Data lines
□ □ □

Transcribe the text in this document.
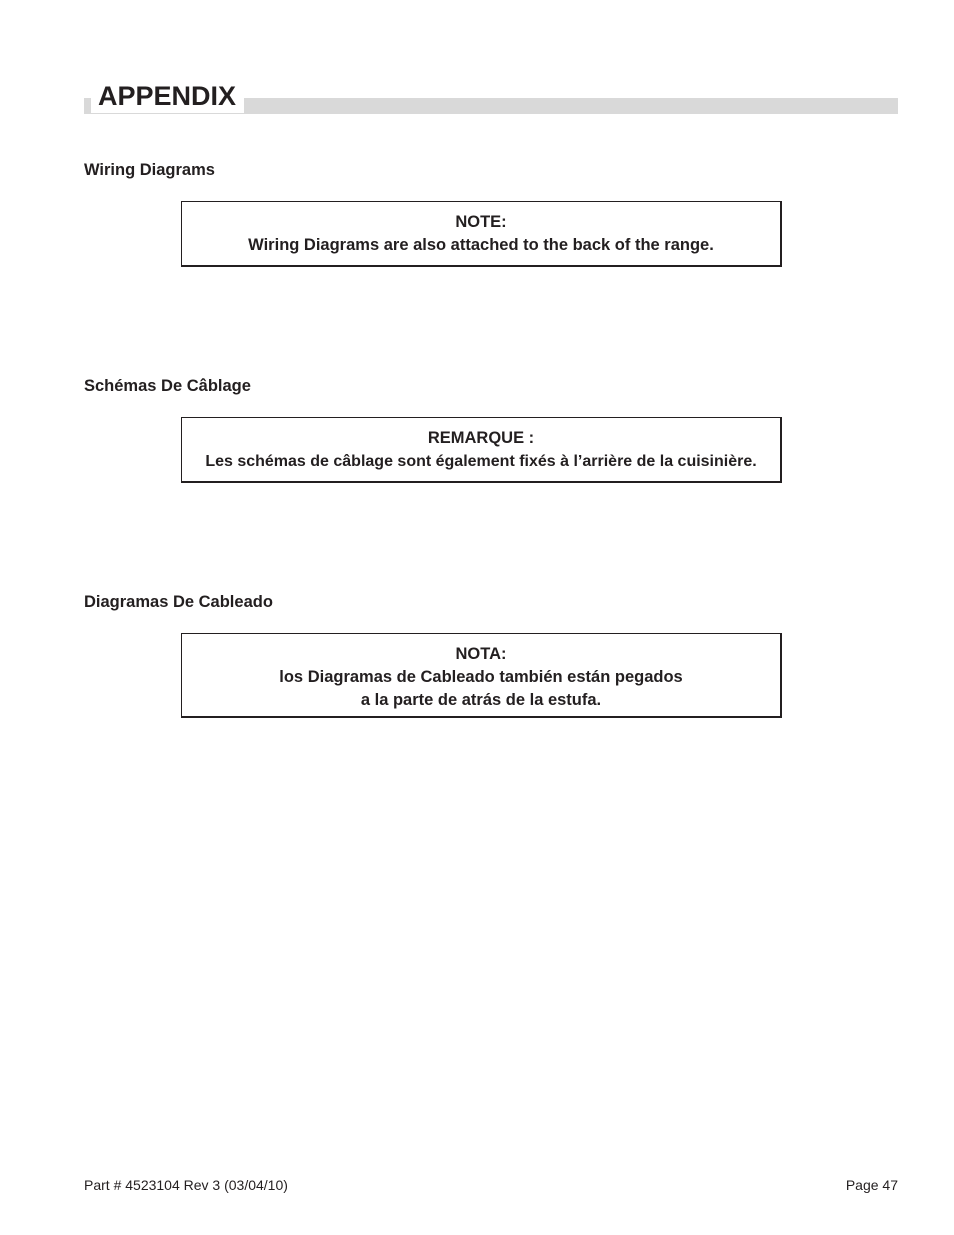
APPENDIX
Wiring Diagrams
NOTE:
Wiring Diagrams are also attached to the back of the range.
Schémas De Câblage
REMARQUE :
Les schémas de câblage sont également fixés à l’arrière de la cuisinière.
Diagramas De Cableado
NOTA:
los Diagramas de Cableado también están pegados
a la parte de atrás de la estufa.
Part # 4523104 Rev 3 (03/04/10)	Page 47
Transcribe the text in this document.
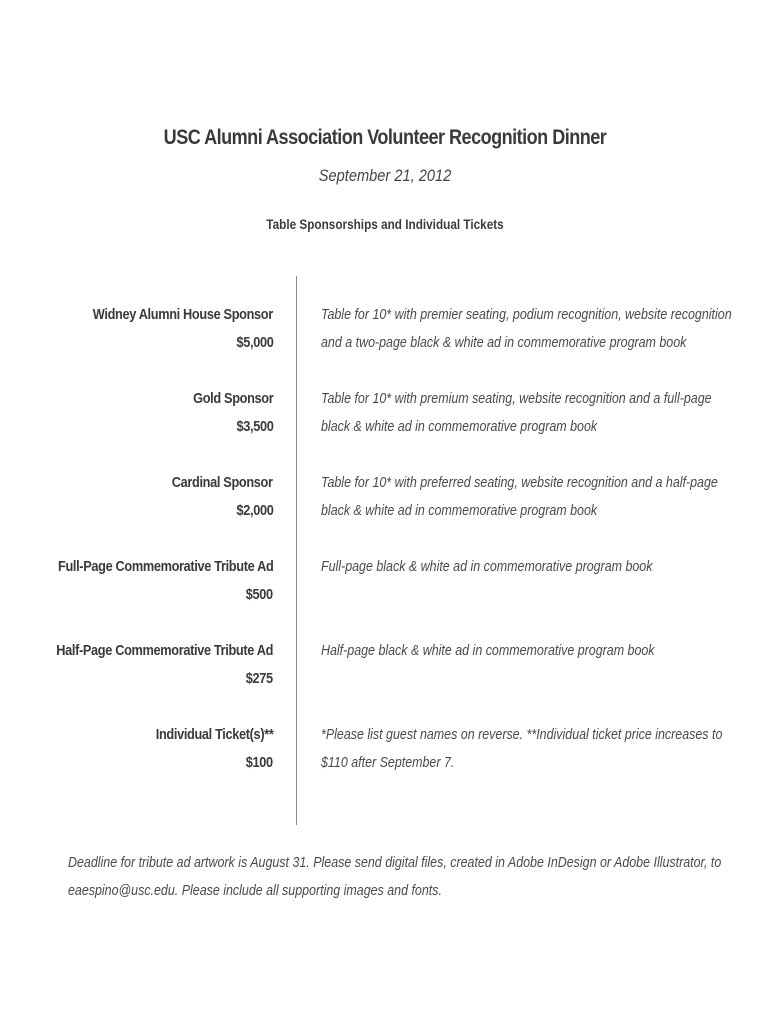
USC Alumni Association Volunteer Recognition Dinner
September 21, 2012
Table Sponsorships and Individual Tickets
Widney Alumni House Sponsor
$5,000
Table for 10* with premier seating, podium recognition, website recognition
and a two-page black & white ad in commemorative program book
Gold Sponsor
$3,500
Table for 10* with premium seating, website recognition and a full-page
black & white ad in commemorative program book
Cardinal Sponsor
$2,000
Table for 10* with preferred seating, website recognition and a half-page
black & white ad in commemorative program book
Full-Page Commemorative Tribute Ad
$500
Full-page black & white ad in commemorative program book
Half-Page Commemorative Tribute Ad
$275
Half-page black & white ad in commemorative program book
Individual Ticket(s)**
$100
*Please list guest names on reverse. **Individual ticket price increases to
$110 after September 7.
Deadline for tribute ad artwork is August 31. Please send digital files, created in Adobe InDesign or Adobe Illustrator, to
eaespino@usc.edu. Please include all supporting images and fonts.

□ □ □

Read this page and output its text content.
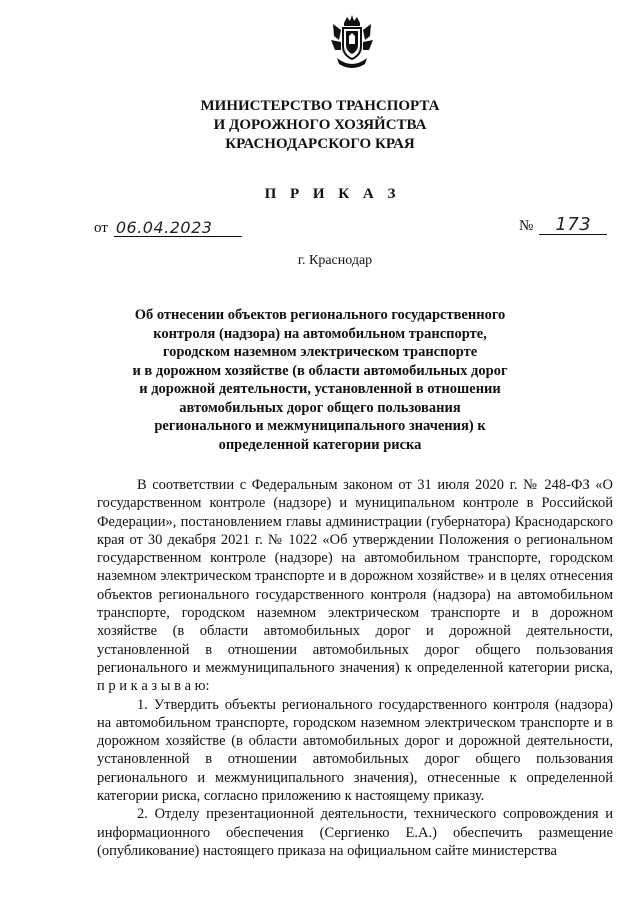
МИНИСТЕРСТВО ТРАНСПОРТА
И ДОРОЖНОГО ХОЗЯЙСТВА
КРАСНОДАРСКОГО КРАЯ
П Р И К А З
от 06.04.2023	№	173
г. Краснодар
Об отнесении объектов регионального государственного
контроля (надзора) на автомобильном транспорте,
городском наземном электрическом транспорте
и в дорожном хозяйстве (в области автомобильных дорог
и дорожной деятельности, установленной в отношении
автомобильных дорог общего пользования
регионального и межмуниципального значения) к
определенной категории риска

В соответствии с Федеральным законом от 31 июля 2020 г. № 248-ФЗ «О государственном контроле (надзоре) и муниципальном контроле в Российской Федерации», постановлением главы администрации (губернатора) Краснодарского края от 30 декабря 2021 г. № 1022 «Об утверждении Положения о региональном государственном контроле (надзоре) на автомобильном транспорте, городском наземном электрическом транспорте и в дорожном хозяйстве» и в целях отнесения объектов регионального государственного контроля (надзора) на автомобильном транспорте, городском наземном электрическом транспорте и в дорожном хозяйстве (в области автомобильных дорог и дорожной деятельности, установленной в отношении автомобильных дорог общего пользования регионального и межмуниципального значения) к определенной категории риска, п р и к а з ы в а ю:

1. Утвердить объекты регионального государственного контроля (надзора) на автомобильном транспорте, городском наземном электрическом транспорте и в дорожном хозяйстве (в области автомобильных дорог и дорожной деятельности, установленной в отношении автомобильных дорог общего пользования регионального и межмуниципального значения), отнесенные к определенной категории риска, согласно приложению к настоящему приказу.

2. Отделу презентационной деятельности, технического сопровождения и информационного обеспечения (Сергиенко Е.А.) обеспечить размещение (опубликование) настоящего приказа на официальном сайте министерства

□ □ □

Exercise
Scan the records above for the string "регионального", then select every line that holds it.

Result for this task
Об отнесении объектов регионального государственного
регионального и межмуниципального значения) к
В соответствии с Федеральным законом от 31 июля 2020 г. № 248-ФЗ «О государственном контроле (надзоре) и муниципальном контроле в Российской Федерации», постановлением главы администрации (губернатора) Краснодарского края от 30 декабря 2021 г. № 1022 «Об утверждении Положения о региональном государственном контроле (надзоре) на автомобильном транспорте, городском наземном электрическом транспорте и в дорожном хозяйстве» и в целях отнесения объектов регионального государственного контроля (надзора) на автомобильном транспорте, городском наземном электрическом транспорте и в дорожном хозяйстве (в области автомобильных дорог и дорожной деятельности, установленной в отношении автомобильных дорог общего пользования регионального и межмуниципального значения) к определенной категории риска, п р и к а з ы в а ю:
1. Утвердить объекты регионального государственного контроля (надзора) на автомобильном транспорте, городском наземном электрическом транспорте и в дорожном хозяйстве (в области автомобильных дорог и дорожной деятельности, установленной в отношении автомобильных дорог общего пользования регионального и межмуниципального значения), отнесенные к определенной категории риска, согласно приложению к настоящему приказу.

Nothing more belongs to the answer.